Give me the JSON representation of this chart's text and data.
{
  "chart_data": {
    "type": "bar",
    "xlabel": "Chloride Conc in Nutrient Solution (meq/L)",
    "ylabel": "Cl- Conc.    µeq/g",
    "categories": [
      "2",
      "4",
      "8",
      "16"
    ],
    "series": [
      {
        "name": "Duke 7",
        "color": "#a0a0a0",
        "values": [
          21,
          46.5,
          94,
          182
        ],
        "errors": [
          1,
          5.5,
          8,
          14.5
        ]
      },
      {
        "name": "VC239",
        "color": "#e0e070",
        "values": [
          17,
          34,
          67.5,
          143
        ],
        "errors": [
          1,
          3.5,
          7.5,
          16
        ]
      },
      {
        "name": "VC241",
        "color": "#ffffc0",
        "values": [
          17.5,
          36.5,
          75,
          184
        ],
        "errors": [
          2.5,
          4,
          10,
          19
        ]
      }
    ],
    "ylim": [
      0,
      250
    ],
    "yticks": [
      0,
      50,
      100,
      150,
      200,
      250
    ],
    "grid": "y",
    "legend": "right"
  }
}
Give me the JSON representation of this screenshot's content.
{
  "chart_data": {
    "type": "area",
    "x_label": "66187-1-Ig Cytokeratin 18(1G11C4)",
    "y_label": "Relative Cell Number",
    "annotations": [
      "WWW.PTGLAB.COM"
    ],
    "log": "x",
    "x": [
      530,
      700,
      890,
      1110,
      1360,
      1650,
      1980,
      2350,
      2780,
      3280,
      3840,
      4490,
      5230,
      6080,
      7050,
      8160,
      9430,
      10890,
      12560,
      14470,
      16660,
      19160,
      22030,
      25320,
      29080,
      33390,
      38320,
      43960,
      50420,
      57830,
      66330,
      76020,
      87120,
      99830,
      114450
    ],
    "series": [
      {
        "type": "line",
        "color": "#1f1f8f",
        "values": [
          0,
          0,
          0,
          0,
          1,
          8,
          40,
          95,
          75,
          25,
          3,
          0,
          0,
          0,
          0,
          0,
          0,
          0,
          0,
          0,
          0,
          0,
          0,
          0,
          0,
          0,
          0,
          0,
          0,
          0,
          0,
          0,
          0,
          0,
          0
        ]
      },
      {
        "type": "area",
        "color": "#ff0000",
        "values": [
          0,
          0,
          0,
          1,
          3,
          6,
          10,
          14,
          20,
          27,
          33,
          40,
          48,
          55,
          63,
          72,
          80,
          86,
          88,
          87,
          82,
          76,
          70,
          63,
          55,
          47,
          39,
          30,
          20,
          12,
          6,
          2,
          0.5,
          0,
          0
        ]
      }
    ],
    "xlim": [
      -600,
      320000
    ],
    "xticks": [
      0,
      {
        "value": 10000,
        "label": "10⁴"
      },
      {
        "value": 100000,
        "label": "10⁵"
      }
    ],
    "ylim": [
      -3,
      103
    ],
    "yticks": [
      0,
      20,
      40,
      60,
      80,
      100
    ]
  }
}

- - -

### YOUR TASK
Output the listing above without altering a single character.

### FULL SOLUTION
Give me the JSON representation of this chart's text and data.
{
  "chart_data": {
    "type": "bar",
    "xlabel": "Chloride Conc in Nutrient Solution (meq/L)",
    "ylabel": "Cl- Conc.    µeq/g",
    "categories": [
      "2",
      "4",
      "8",
      "16"
    ],
    "series": [
      {
        "name": "Duke 7",
        "color": "#a0a0a0",
        "values": [
          21,
          46.5,
          94,
          182
        ],
        "errors": [
          1,
          5.5,
          8,
          14.5
        ]
      },
      {
        "name": "VC239",
        "color": "#e0e070",
        "values": [
          17,
          34,
          67.5,
          143
        ],
        "errors": [
          1,
          3.5,
          7.5,
          16
        ]
      },
      {
        "name": "VC241",
        "color": "#ffffc0",
        "values": [
          17.5,
          36.5,
          75,
          184
        ],
        "errors": [
          2.5,
          4,
          10,
          19
        ]
      }
    ],
    "ylim": [
      0,
      250
    ],
    "yticks": [
      0,
      50,
      100,
      150,
      200,
      250
    ],
    "grid": "y",
    "legend": "right"
  }
}
Give me the JSON representation of this screenshot's content.
{
  "chart_data": {
    "type": "area",
    "x_label": "66187-1-Ig Cytokeratin 18(1G11C4)",
    "y_label": "Relative Cell Number",
    "annotations": [
      "WWW.PTGLAB.COM"
    ],
    "log": "x",
    "x": [
      530,
      700,
      890,
      1110,
      1360,
      1650,
      1980,
      2350,
      2780,
      3280,
      3840,
      4490,
      5230,
      6080,
      7050,
      8160,
      9430,
      10890,
      12560,
      14470,
      16660,
      19160,
      22030,
      25320,
      29080,
      33390,
      38320,
      43960,
      50420,
      57830,
      66330,
      76020,
      87120,
      99830,
      114450
    ],
    "series": [
      {
        "type": "line",
        "color": "#1f1f8f",
        "values": [
          0,
          0,
          0,
          0,
          1,
          8,
          40,
          95,
          75,
          25,
          3,
          0,
          0,
          0,
          0,
          0,
          0,
          0,
          0,
          0,
          0,
          0,
          0,
          0,
          0,
          0,
          0,
          0,
          0,
          0,
          0,
          0,
          0,
          0,
          0
        ]
      },
      {
        "type": "area",
        "color": "#ff0000",
        "values": [
          0,
          0,
          0,
          1,
          3,
          6,
          10,
          14,
          20,
          27,
          33,
          40,
          48,
          55,
          63,
          72,
          80,
          86,
          88,
          87,
          82,
          76,
          70,
          63,
          55,
          47,
          39,
          30,
          20,
          12,
          6,
          2,
          0.5,
          0,
          0
        ]
      }
    ],
    "xlim": [
      -600,
      320000
    ],
    "xticks": [
      0,
      {
        "value": 10000,
        "label": "10⁴"
      },
      {
        "value": 100000,
        "label": "10⁵"
      }
    ],
    "ylim": [
      -3,
      103
    ],
    "yticks": [
      0,
      20,
      40,
      60,
      80,
      100
    ]
  }
}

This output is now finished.